Task to carry out.
Would you write out the entries below, every one of them, exactly?
# start of Task input
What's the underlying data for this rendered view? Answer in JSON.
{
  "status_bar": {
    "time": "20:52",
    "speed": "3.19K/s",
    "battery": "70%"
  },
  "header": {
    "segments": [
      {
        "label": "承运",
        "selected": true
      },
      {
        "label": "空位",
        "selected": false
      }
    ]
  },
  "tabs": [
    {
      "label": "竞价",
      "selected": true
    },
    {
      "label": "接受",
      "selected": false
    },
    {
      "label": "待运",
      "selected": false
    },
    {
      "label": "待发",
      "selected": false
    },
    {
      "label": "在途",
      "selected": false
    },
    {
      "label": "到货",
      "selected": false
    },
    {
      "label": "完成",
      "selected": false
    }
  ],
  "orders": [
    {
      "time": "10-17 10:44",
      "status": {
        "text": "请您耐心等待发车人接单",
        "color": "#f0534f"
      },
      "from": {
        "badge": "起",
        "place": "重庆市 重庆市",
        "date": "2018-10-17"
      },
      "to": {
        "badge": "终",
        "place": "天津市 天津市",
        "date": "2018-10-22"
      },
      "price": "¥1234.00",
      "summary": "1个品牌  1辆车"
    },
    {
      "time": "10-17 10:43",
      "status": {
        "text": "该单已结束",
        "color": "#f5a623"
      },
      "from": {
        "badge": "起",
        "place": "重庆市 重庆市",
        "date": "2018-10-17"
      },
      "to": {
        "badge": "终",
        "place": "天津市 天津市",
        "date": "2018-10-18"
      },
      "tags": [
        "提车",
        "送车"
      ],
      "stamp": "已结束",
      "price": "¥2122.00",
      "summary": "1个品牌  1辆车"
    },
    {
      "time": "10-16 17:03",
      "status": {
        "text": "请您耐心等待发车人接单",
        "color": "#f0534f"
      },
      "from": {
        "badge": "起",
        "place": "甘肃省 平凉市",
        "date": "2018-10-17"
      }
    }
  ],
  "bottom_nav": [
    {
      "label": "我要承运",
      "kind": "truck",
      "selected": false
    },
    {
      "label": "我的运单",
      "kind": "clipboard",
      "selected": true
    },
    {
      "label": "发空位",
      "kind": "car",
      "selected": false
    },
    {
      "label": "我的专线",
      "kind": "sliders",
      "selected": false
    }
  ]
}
# end of Task input
Reply.
What's the underlying data for this rendered view? Answer in JSON.
{
  "status_bar": {
    "time": "20:52",
    "speed": "3.19K/s",
    "battery": "70%"
  },
  "header": {
    "segments": [
      {
        "label": "承运",
        "selected": true
      },
      {
        "label": "空位",
        "selected": false
      }
    ]
  },
  "tabs": [
    {
      "label": "竞价",
      "selected": true
    },
    {
      "label": "接受",
      "selected": false
    },
    {
      "label": "待运",
      "selected": false
    },
    {
      "label": "待发",
      "selected": false
    },
    {
      "label": "在途",
      "selected": false
    },
    {
      "label": "到货",
      "selected": false
    },
    {
      "label": "完成",
      "selected": false
    }
  ],
  "orders": [
    {
      "time": "10-17 10:44",
      "status": {
        "text": "请您耐心等待发车人接单",
        "color": "#f0534f"
      },
      "from": {
        "badge": "起",
        "place": "重庆市 重庆市",
        "date": "2018-10-17"
      },
      "to": {
        "badge": "终",
        "place": "天津市 天津市",
        "date": "2018-10-22"
      },
      "price": "¥1234.00",
      "summary": "1个品牌  1辆车"
    },
    {
      "time": "10-17 10:43",
      "status": {
        "text": "该单已结束",
        "color": "#f5a623"
      },
      "from": {
        "badge": "起",
        "place": "重庆市 重庆市",
        "date": "2018-10-17"
      },
      "to": {
        "badge": "终",
        "place": "天津市 天津市",
        "date": "2018-10-18"
      },
      "tags": [
        "提车",
        "送车"
      ],
      "stamp": "已结束",
      "price": "¥2122.00",
      "summary": "1个品牌  1辆车"
    },
    {
      "time": "10-16 17:03",
      "status": {
        "text": "请您耐心等待发车人接单",
        "color": "#f0534f"
      },
      "from": {
        "badge": "起",
        "place": "甘肃省 平凉市",
        "date": "2018-10-17"
      }
    }
  ],
  "bottom_nav": [
    {
      "label": "我要承运",
      "kind": "truck",
      "selected": false
    },
    {
      "label": "我的运单",
      "kind": "clipboard",
      "selected": true
    },
    {
      "label": "发空位",
      "kind": "car",
      "selected": false
    },
    {
      "label": "我的专线",
      "kind": "sliders",
      "selected": false
    }
  ]
}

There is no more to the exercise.